• **Exercise**
Quote, word for word, the line containing "Give me the" and all lines that follow it to the end of the records, with no pictures.

• **Data for this exercise**
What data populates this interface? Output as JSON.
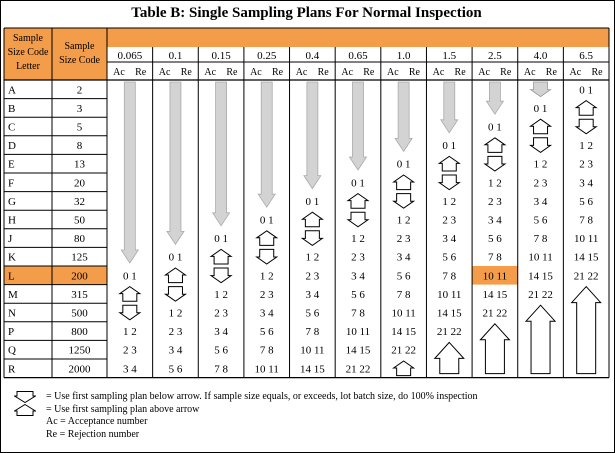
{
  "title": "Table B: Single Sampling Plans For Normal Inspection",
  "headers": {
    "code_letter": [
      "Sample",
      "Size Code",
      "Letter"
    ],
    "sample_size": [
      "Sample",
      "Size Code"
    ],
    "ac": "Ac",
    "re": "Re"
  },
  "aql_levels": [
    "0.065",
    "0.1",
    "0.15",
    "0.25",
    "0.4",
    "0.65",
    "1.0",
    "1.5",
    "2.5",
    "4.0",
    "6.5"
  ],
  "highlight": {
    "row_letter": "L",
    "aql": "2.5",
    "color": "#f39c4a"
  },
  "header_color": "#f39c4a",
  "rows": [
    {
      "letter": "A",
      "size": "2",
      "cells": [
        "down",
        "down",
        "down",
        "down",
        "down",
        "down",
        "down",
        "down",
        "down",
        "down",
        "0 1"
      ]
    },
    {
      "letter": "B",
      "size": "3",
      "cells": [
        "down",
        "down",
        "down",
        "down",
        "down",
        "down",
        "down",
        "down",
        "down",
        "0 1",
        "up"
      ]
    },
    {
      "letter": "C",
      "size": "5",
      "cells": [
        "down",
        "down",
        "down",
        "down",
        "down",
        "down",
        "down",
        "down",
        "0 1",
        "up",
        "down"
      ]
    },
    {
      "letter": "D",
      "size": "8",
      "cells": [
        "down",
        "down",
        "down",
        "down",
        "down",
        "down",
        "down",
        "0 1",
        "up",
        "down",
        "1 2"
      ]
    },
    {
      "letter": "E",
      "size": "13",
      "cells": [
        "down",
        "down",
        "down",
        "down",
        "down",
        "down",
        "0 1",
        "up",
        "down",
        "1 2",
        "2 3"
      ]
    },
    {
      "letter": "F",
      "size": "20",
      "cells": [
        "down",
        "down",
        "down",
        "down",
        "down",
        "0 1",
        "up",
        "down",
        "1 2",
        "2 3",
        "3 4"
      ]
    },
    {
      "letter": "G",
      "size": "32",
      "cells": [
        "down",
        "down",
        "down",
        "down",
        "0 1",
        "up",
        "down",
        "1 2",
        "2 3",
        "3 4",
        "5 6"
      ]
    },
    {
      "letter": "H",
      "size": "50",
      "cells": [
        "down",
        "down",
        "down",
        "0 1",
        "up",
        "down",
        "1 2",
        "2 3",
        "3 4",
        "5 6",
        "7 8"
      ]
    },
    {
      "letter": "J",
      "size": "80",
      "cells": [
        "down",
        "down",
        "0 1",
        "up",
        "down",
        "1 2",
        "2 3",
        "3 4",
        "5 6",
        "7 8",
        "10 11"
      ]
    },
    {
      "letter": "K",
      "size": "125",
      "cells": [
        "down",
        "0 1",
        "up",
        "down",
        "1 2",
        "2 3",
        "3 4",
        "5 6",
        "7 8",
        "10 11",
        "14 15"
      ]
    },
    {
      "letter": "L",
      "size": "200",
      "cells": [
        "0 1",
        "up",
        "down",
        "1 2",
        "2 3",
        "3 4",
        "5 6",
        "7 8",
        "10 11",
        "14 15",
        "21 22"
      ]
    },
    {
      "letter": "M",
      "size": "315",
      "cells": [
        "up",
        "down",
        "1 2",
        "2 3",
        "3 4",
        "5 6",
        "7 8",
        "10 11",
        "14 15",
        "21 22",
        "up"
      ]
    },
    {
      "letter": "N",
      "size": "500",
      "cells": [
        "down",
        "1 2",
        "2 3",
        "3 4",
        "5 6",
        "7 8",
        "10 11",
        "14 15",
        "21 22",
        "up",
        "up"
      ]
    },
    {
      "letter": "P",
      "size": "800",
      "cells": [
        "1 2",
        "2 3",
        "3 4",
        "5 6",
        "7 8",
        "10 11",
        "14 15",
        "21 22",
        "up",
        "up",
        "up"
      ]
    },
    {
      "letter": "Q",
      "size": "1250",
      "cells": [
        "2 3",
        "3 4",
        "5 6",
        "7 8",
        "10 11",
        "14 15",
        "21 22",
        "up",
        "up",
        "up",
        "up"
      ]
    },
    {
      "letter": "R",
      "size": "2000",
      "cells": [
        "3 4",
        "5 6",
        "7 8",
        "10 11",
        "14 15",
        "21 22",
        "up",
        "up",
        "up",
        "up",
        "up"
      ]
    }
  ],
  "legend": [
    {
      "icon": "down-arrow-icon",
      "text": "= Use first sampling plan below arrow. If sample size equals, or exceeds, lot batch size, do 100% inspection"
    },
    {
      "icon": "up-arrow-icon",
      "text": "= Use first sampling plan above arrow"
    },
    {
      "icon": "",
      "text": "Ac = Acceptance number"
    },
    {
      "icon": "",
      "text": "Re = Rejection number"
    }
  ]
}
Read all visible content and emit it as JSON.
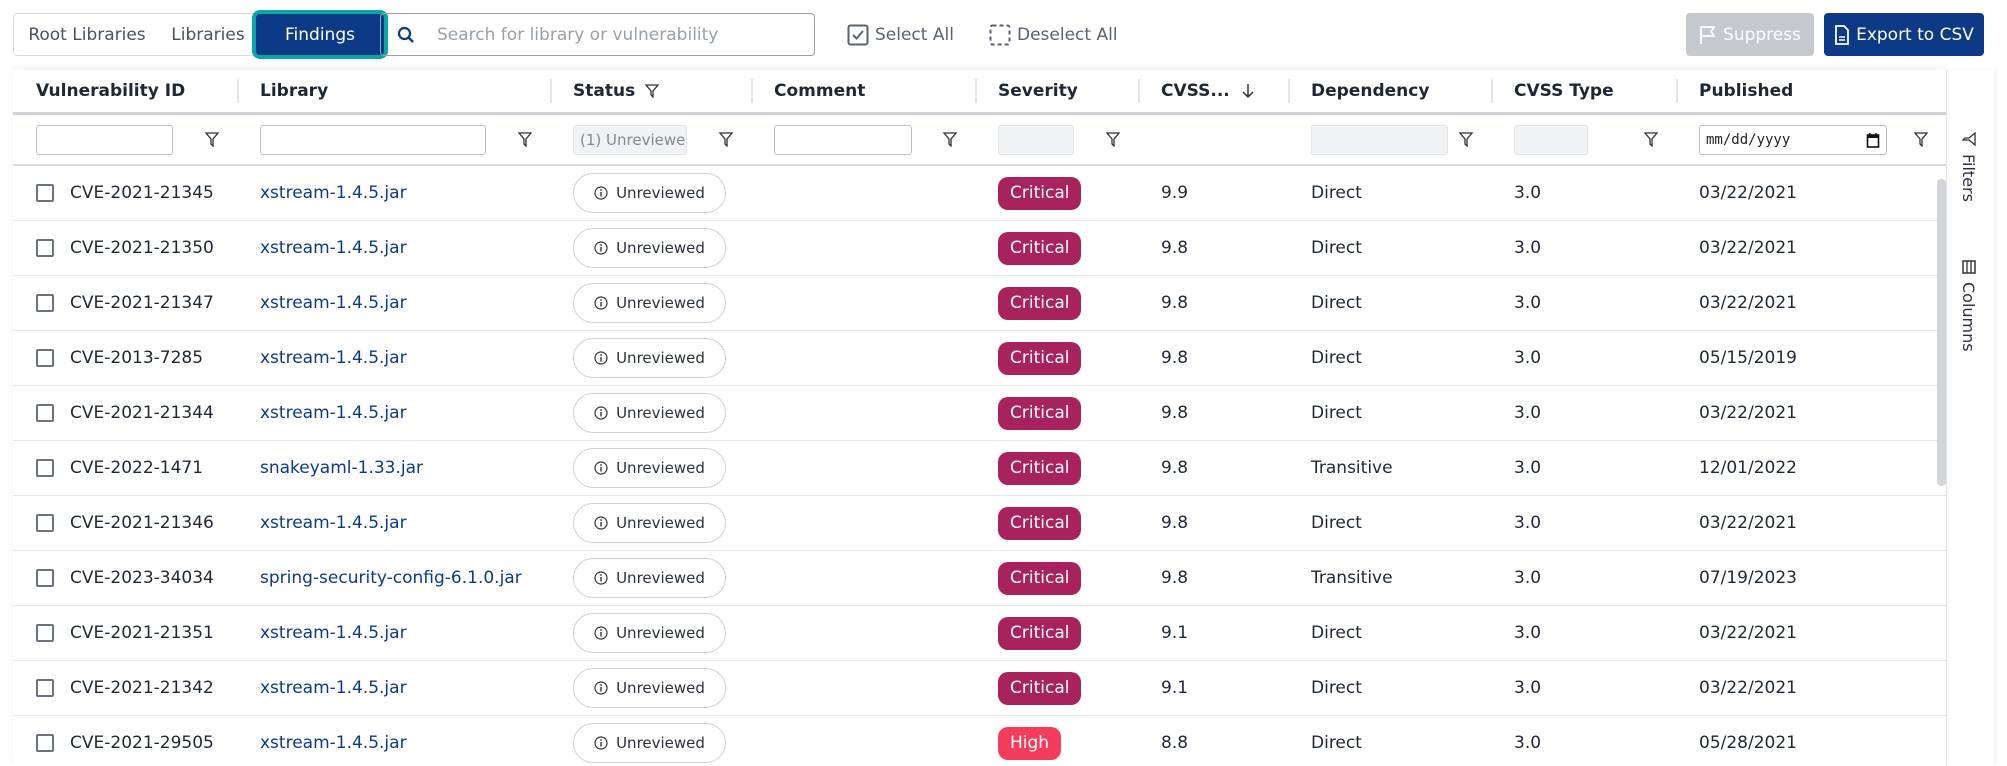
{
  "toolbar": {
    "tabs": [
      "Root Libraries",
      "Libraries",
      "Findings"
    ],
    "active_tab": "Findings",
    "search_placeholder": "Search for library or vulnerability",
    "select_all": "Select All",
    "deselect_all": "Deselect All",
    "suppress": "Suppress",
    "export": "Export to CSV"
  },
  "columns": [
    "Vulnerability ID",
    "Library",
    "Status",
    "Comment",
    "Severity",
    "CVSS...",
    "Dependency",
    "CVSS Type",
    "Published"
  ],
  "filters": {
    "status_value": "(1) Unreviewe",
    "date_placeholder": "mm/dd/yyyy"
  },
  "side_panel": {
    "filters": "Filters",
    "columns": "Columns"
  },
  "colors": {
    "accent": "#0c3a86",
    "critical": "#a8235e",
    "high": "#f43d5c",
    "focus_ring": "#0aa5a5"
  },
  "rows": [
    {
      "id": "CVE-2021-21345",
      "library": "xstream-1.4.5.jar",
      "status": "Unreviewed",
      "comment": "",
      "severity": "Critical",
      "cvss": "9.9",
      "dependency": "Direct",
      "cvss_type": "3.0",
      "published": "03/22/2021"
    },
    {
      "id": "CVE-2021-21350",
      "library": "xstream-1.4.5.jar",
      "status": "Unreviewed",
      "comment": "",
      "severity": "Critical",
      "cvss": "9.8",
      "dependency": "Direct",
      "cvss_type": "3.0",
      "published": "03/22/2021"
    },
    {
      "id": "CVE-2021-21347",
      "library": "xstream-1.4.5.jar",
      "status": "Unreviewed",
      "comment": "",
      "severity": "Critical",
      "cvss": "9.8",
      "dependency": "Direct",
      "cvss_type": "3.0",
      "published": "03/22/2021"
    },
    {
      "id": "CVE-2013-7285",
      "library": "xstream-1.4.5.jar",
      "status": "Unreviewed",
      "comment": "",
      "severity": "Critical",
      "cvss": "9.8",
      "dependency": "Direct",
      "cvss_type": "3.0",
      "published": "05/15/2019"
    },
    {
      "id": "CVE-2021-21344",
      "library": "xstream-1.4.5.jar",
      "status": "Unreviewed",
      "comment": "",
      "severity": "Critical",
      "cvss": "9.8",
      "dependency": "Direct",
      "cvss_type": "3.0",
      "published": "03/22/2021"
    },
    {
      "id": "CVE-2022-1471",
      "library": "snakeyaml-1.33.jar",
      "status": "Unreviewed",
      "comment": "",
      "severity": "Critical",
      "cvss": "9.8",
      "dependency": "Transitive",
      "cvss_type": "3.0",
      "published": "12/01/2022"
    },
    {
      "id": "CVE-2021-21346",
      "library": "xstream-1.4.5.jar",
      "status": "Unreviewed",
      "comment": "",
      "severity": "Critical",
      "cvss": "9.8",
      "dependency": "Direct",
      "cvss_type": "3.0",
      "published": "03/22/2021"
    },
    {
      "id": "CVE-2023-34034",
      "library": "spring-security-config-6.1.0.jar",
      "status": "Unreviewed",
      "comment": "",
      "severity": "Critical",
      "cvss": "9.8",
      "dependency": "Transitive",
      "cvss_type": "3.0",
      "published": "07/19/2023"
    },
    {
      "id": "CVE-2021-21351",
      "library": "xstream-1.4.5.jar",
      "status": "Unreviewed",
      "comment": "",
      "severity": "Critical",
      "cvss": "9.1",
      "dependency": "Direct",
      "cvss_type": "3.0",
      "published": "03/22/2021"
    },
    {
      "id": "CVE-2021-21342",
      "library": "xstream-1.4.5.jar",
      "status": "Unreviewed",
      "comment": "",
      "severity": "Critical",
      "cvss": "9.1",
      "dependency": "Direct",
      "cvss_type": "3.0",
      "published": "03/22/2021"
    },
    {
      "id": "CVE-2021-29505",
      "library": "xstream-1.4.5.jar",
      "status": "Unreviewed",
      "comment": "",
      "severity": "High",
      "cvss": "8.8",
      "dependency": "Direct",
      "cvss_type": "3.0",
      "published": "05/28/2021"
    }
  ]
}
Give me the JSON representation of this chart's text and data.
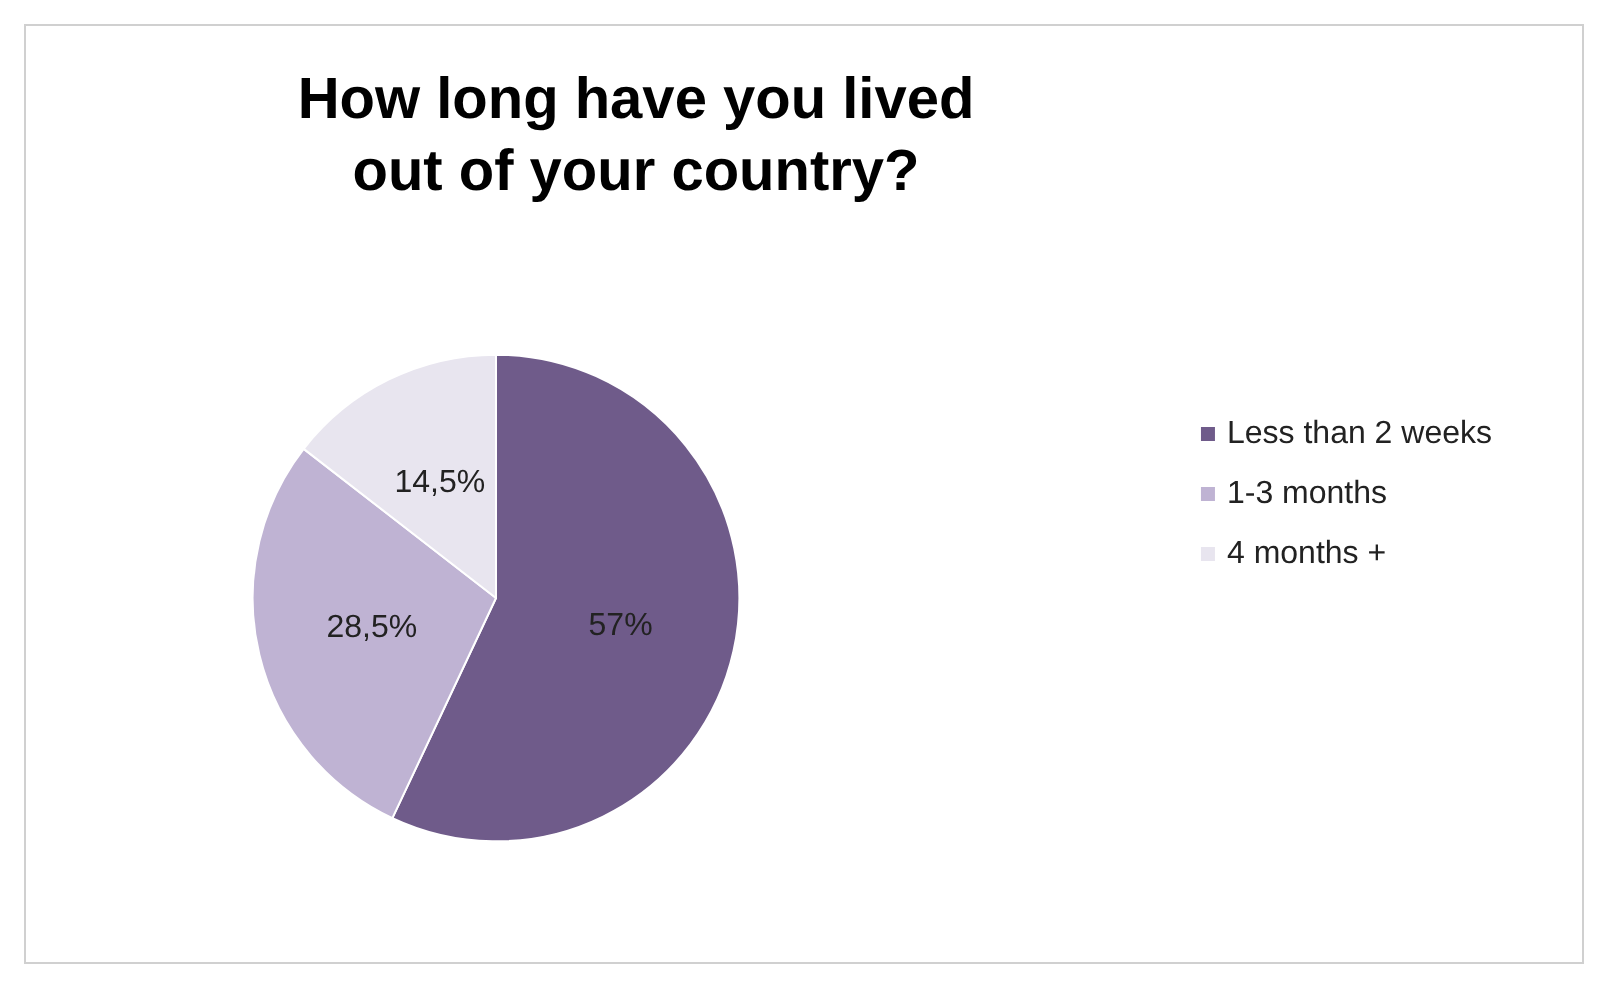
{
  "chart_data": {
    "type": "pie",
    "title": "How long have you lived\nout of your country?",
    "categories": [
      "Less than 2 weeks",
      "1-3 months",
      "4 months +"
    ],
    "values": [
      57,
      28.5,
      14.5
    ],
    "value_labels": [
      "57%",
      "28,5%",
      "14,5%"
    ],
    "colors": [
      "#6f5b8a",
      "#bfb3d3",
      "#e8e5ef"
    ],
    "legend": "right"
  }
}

• **Task solution**
Give me the JSON representation of this chart's text and data.
{
  "chart_data": {
    "type": "pie",
    "title": "How long have you lived\nout of your country?",
    "categories": [
      "Less than 2 weeks",
      "1-3 months",
      "4 months +"
    ],
    "values": [
      57,
      28.5,
      14.5
    ],
    "value_labels": [
      "57%",
      "28,5%",
      "14,5%"
    ],
    "colors": [
      "#6f5b8a",
      "#bfb3d3",
      "#e8e5ef"
    ],
    "legend": "right"
  }
}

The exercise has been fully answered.